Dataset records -
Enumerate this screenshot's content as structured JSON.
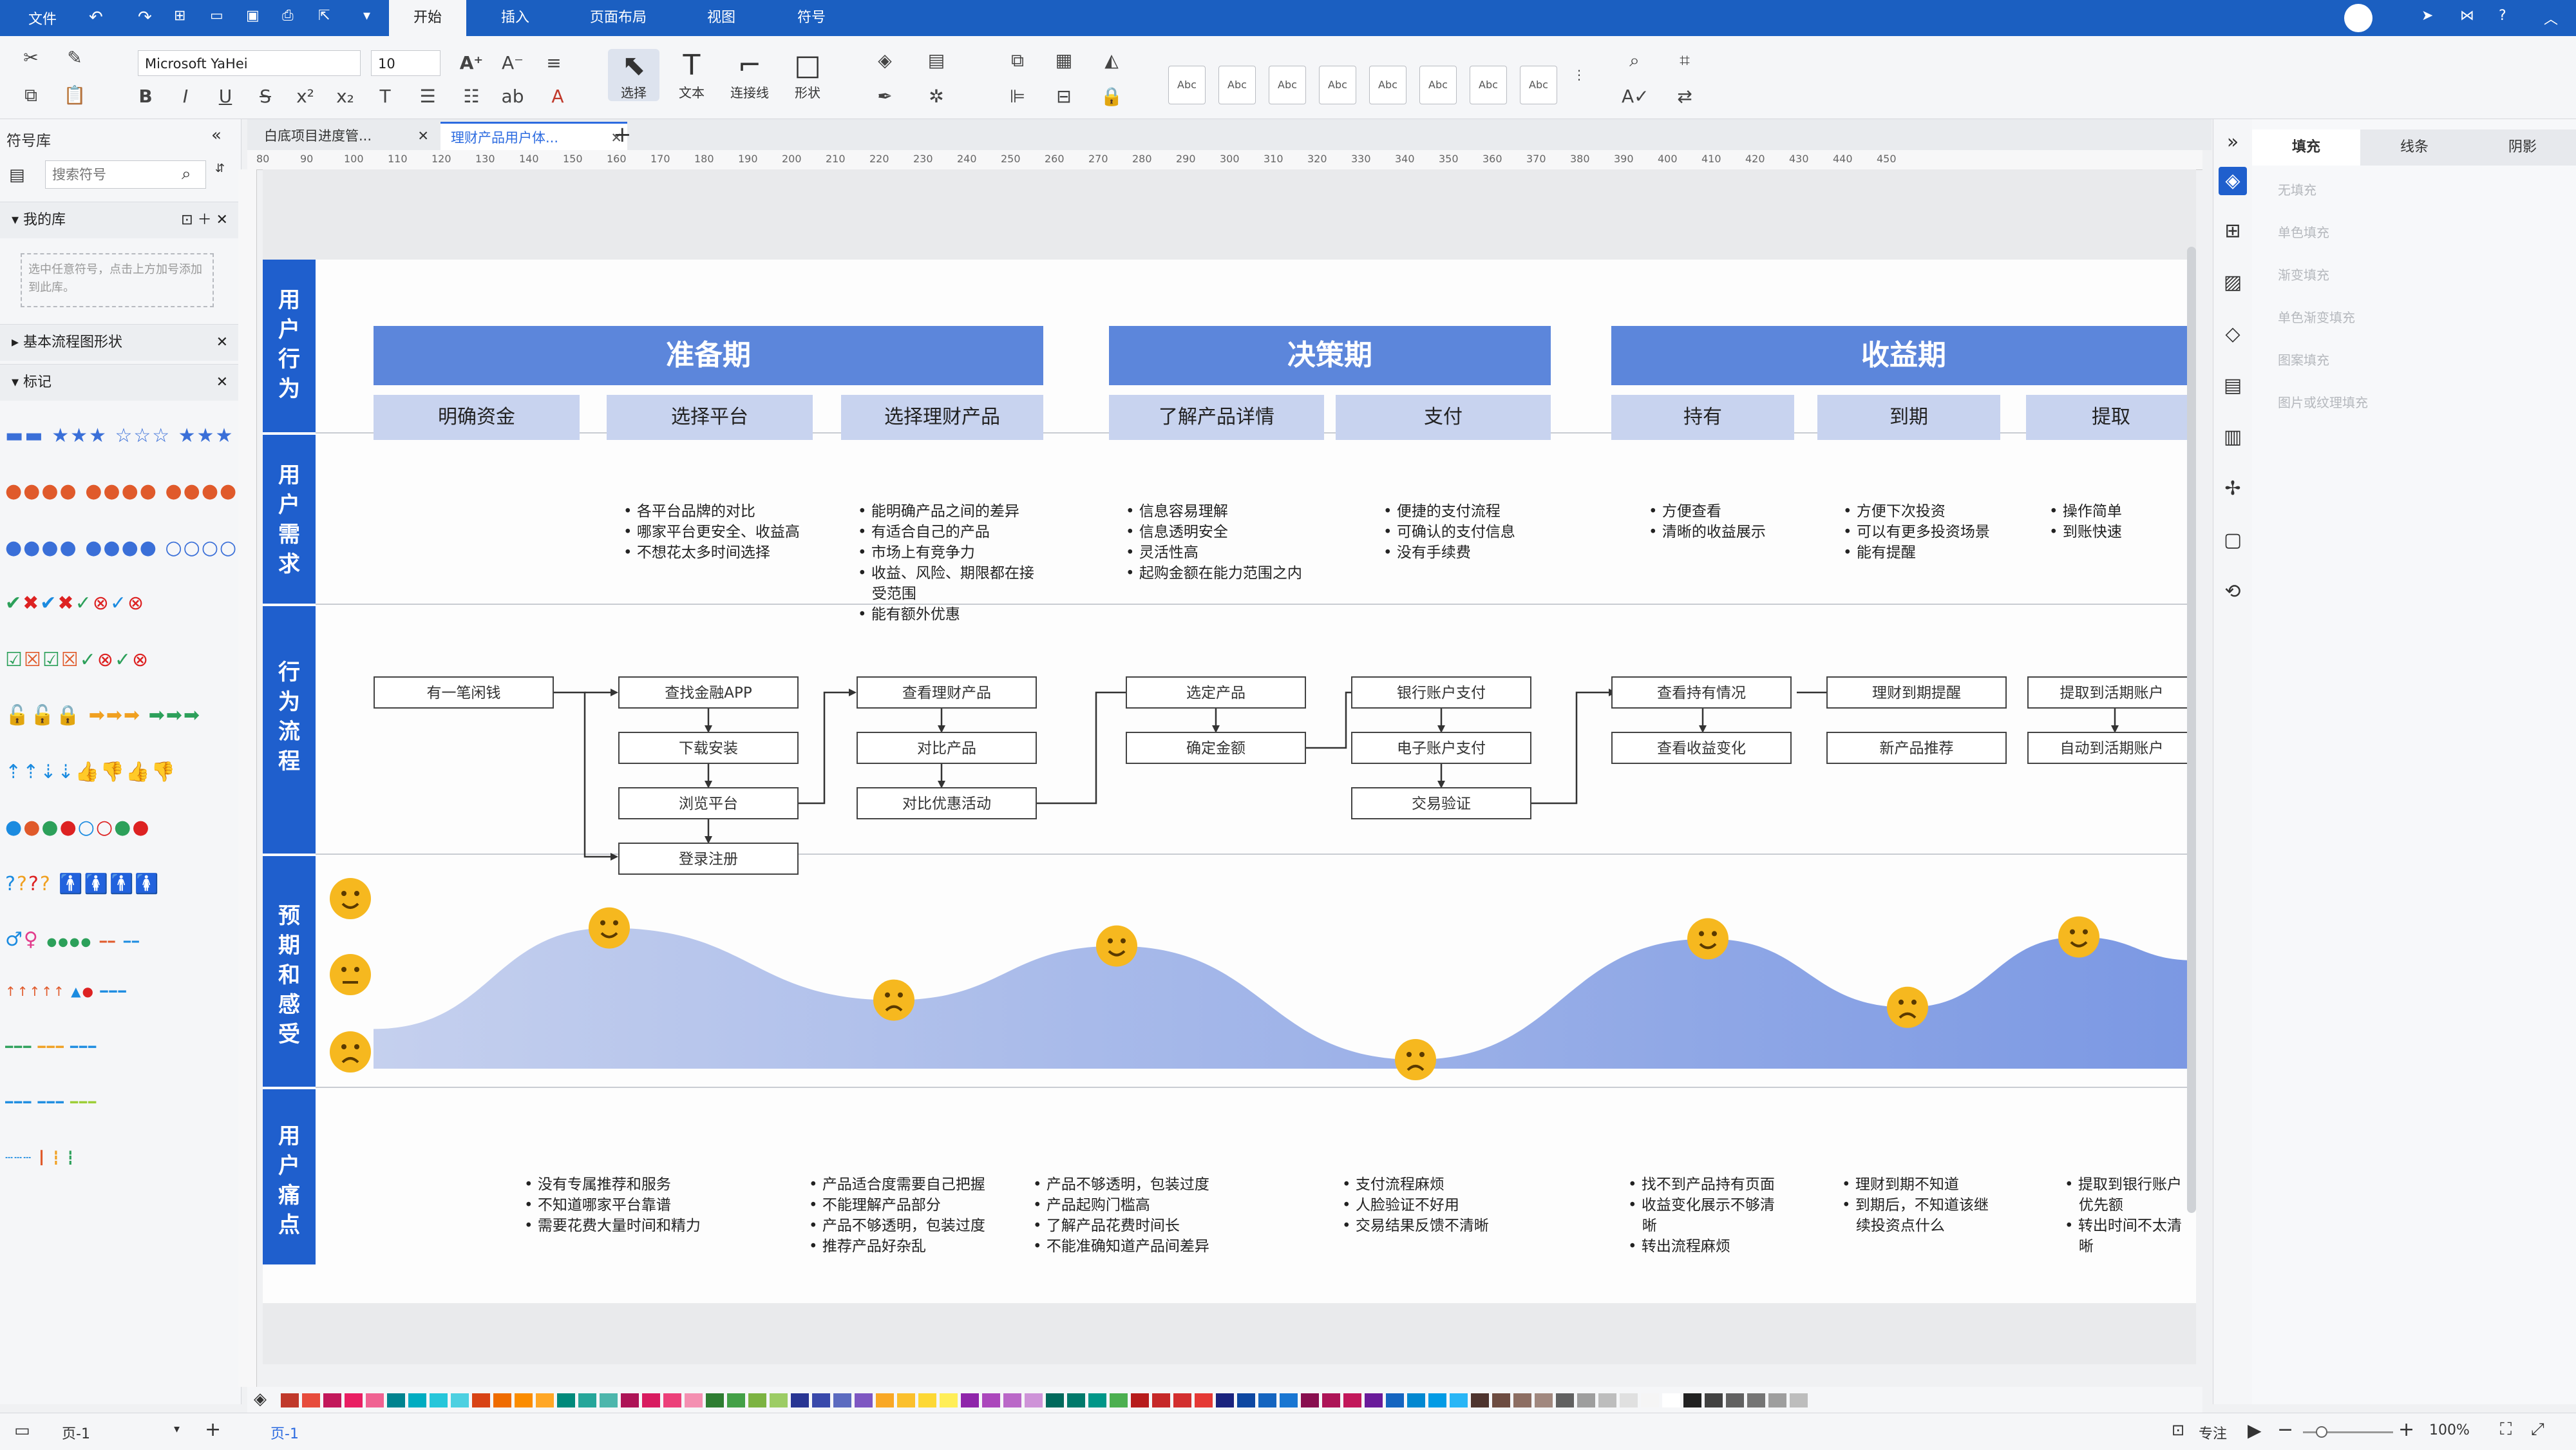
{
  "titlebar": {
    "menu_file": "文件",
    "tabs": [
      "开始",
      "插入",
      "页面布局",
      "视图",
      "符号"
    ]
  },
  "toolbar": {
    "font_name": "Microsoft YaHei",
    "font_size": "10",
    "select_label": "选择",
    "text_label": "文本",
    "connector_label": "连接线",
    "shape_label": "形状",
    "style_box_label": "Abc"
  },
  "left_panel": {
    "title": "符号库",
    "search_placeholder": "搜索符号",
    "my_library": "我的库",
    "my_library_hint": "选中任意符号，点击上方加号添加到此库。",
    "basic_flow": "基本流程图形状",
    "markers": "标记"
  },
  "doc_tabs": [
    "白底项目进度管...",
    "理财产品用户体..."
  ],
  "ruler_ticks": [
    "80",
    "90",
    "100",
    "110",
    "120",
    "130",
    "140",
    "150",
    "160",
    "170",
    "180",
    "190",
    "200",
    "210",
    "220",
    "230",
    "240",
    "250",
    "260",
    "270",
    "280",
    "290",
    "300",
    "310",
    "320",
    "330",
    "340",
    "350",
    "360",
    "370",
    "380",
    "390",
    "400",
    "410",
    "420",
    "430",
    "440",
    "450"
  ],
  "journey": {
    "lanes": [
      "用户行为",
      "用户需求",
      "行为流程",
      "预期和感受",
      "用户痛点"
    ],
    "phases": [
      "准备期",
      "决策期",
      "收益期"
    ],
    "stages": [
      "明确资金",
      "选择平台",
      "选择理财产品",
      "了解产品详情",
      "支付",
      "持有",
      "到期",
      "提取"
    ],
    "needs": [
      "",
      "• 各平台品牌的对比\n• 哪家平台更安全、收益高\n• 不想花太多时间选择",
      "• 能明确产品之间的差异\n• 有适合自己的产品\n• 市场上有竞争力\n• 收益、风险、期限都在接\n   受范围\n• 能有额外优惠",
      "• 信息容易理解\n• 信息透明安全\n• 灵活性高\n• 起购金额在能力范围之内",
      "• 便捷的支付流程\n• 可确认的支付信息\n• 没有手续费",
      "• 方便查看\n• 清晰的收益展示",
      "• 方便下次投资\n• 可以有更多投资场景\n• 能有提醒",
      "• 操作简单\n• 到账快速"
    ],
    "flow": {
      "start": "有一笔闲钱",
      "platform": [
        "查找金融APP",
        "下载安装",
        "浏览平台",
        "登录注册"
      ],
      "product": [
        "查看理财产品",
        "对比产品",
        "对比优惠活动"
      ],
      "detail": [
        "选定产品",
        "确定金额"
      ],
      "pay": [
        "银行账户支付",
        "电子账户支付",
        "交易验证"
      ],
      "hold": [
        "查看持有情况",
        "查看收益变化"
      ],
      "due": [
        "理财到期提醒",
        "新产品推荐"
      ],
      "withdraw": [
        "提取到活期账户",
        "自动到活期账户"
      ]
    },
    "emotion_scale": [
      "happy",
      "neutral",
      "sad"
    ],
    "emotion_levels": [
      0.78,
      0.38,
      0.68,
      0.05,
      0.72,
      0.34,
      0.73
    ],
    "pains": [
      "• 没有专属推荐和服务\n• 不知道哪家平台靠谱\n• 需要花费大量时间和精力",
      "• 产品适合度需要自己把握\n• 不能理解产品部分\n• 产品不够透明，包装过度\n• 推荐产品好杂乱",
      "• 产品不够透明，包装过度\n• 产品起购门槛高\n• 了解产品花费时间长\n• 不能准确知道产品间差异",
      "• 支付流程麻烦\n• 人脸验证不好用\n• 交易结果反馈不清晰",
      "• 找不到产品持有页面\n• 收益变化展示不够清\n   晰\n• 转出流程麻烦",
      "• 理财到期不知道\n• 到期后，不知道该继\n   续投资点什么",
      "• 提取到银行账户\n   优先额\n• 转出时间不太清\n   晰"
    ]
  },
  "right_panel": {
    "tabs": [
      "填充",
      "线条",
      "阴影"
    ],
    "fill_options": [
      "无填充",
      "单色填充",
      "渐变填充",
      "单色渐变填充",
      "图案填充",
      "图片或纹理填充"
    ]
  },
  "colors": {
    "brand": "#1b5fc1",
    "lane": "#1f5fcd",
    "phase": "#5c86db",
    "stage": "#c8d3ef",
    "wave": "#9fb3e6",
    "emoji": "#f6b81f"
  },
  "palette": [
    "#c0392b",
    "#e74c3c",
    "#c2185b",
    "#e91e63",
    "#f06292",
    "#00838f",
    "#00acc1",
    "#26c6da",
    "#4dd0e1",
    "#d84315",
    "#ef6c00",
    "#fb8c00",
    "#ffa726",
    "#00897b",
    "#26a69a",
    "#4db6ac",
    "#ad1457",
    "#d81b60",
    "#ec407a",
    "#f48fb1",
    "#2e7d32",
    "#43a047",
    "#7cb342",
    "#9ccc65",
    "#283593",
    "#3949ab",
    "#5c6bc0",
    "#7e57c2",
    "#f9a825",
    "#fbc02d",
    "#fdd835",
    "#ffee58",
    "#8e24aa",
    "#ab47bc",
    "#ba68c8",
    "#ce93d8",
    "#00695c",
    "#00796b",
    "#009688",
    "#4caf50",
    "#b71c1c",
    "#c62828",
    "#d32f2f",
    "#e53935",
    "#1a237e",
    "#0d47a1",
    "#1565c0",
    "#1976d2",
    "#880e4f",
    "#ad1457",
    "#c2185b",
    "#6a1b9a",
    "#1565c0",
    "#0288d1",
    "#039be5",
    "#29b6f6",
    "#4e342e",
    "#6d4c41",
    "#8d6e63",
    "#a1887f",
    "#616161",
    "#9e9e9e",
    "#bdbdbd",
    "#e0e0e0",
    "#f5f5f5",
    "#ffffff",
    "#212121",
    "#424242",
    "#616161",
    "#757575",
    "#9e9e9e",
    "#bdbdbd"
  ],
  "status": {
    "page_name": "页-1",
    "page_tab": "页-1",
    "focus": "专注",
    "zoom": "100%"
  }
}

SET EXERCISE -
Gather and copy every line of the data in which the string "产品不够透明" is found.

SOLUTION TO THE PROBLEM -
      "• 产品适合度需要自己把握\n• 不能理解产品部分\n• 产品不够透明，包装过度\n• 推荐产品好杂乱",
      "• 产品不够透明，包装过度\n• 产品起购门槛高\n• 了解产品花费时间长\n• 不能准确知道产品间差异",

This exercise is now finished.